(Records that describe figures)
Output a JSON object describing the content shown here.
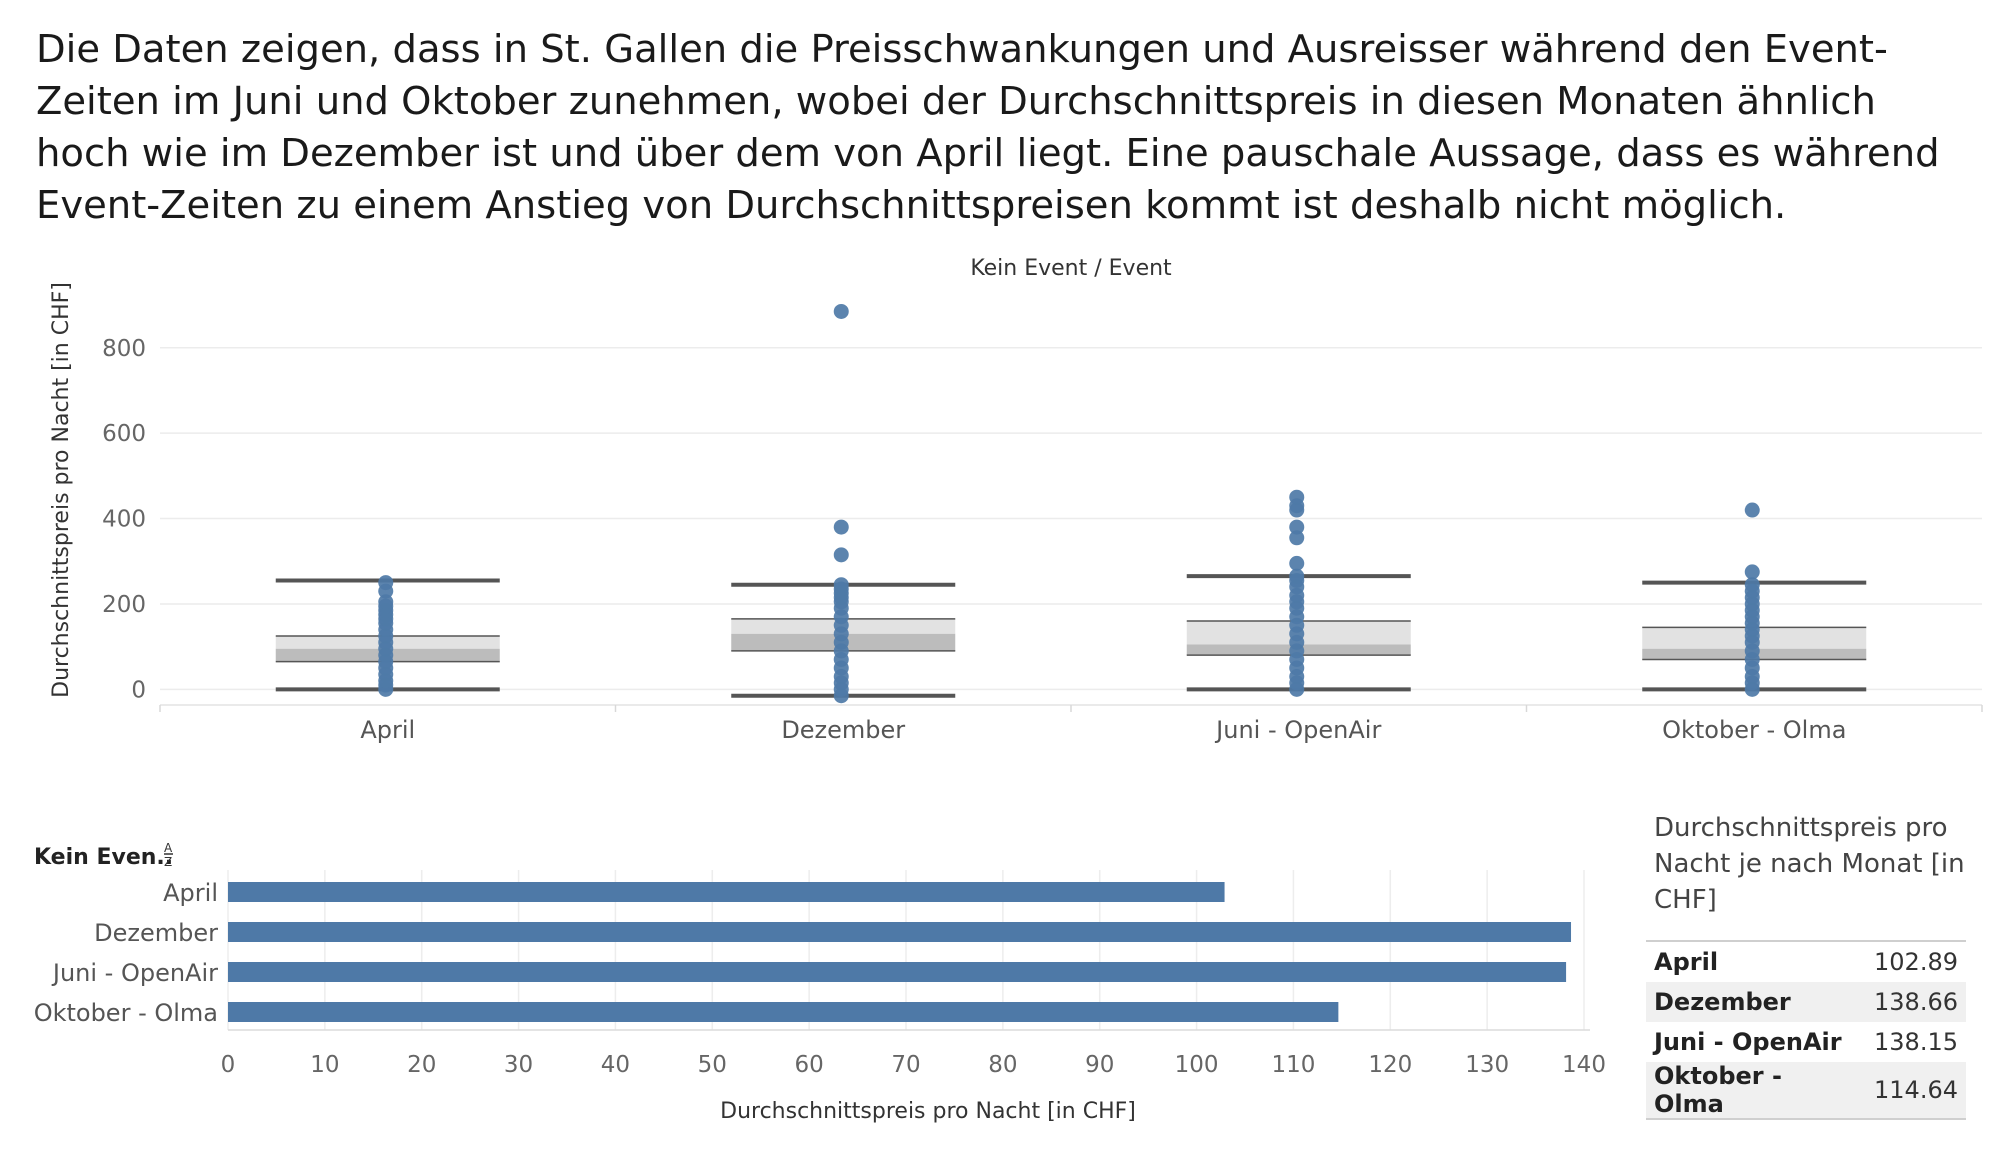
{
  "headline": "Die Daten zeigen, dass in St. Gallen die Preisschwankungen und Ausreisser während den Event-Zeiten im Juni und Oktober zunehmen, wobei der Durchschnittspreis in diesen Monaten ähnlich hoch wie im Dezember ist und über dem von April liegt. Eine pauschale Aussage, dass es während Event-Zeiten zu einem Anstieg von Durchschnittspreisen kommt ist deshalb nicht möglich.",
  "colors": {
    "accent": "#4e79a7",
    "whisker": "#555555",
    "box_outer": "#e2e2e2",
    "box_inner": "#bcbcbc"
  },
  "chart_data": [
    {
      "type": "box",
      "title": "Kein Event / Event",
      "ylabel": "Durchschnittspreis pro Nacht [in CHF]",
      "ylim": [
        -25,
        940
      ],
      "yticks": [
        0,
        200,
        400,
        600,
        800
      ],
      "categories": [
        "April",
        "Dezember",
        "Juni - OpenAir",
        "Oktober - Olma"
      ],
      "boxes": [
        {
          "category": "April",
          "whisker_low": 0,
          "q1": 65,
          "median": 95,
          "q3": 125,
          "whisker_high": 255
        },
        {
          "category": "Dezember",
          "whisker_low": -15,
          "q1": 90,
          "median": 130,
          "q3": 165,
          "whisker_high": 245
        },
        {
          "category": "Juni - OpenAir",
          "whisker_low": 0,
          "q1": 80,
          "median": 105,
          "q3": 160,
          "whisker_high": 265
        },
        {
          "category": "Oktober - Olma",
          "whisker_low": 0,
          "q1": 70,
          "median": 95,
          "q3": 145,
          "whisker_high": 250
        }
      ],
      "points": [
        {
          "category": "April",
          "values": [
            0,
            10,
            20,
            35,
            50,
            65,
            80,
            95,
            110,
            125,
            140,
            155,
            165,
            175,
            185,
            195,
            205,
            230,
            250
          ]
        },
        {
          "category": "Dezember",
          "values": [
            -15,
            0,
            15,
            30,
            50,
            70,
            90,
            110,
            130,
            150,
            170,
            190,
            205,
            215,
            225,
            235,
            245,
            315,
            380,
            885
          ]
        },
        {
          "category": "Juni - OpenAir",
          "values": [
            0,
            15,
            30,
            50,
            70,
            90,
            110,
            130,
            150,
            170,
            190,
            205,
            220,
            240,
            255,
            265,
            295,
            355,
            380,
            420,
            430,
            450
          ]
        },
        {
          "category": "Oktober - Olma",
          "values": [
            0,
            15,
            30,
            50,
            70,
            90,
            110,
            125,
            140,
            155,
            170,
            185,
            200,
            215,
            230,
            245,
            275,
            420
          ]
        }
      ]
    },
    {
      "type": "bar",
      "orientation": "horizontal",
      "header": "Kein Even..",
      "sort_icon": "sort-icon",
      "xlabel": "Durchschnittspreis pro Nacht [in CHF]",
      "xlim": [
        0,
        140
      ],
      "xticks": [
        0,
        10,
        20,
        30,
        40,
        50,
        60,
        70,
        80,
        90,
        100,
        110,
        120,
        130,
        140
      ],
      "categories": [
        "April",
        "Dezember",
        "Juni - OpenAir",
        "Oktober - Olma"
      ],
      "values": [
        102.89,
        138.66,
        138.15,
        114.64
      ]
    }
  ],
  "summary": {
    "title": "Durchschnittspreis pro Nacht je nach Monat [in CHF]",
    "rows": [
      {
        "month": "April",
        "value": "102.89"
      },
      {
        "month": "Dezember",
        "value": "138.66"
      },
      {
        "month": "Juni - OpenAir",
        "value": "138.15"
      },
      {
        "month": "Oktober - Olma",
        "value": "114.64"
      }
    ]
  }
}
* * *
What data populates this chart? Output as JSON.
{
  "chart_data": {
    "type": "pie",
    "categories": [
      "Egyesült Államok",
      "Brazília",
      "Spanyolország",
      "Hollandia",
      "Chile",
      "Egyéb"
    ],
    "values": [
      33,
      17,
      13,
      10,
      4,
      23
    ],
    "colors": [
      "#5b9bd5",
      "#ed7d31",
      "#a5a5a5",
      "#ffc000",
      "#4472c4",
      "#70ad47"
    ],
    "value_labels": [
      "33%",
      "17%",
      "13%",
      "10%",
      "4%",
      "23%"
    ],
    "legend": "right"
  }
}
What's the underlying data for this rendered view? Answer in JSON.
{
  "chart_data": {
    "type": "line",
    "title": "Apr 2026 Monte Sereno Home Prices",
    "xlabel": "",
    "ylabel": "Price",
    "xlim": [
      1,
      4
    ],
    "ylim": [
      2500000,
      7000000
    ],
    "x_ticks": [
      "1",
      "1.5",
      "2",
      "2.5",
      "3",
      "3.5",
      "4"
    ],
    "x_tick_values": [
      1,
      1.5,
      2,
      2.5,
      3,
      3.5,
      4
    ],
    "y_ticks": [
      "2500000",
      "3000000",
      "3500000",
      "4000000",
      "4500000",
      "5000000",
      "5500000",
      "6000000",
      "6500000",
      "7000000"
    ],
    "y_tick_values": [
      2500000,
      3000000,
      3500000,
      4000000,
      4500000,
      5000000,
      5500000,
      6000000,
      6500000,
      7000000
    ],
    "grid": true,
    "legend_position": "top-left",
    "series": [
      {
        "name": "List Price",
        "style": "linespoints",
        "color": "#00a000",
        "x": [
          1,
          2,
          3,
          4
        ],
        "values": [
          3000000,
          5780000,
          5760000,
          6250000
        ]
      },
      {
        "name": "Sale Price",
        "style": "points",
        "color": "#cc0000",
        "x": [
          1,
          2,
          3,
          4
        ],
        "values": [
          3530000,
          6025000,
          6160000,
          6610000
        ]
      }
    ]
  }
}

◆ Written task
What is the number of lines in the data that hold the word "ylabel"? Reply with that number and nothing else.

◆ Expected output
2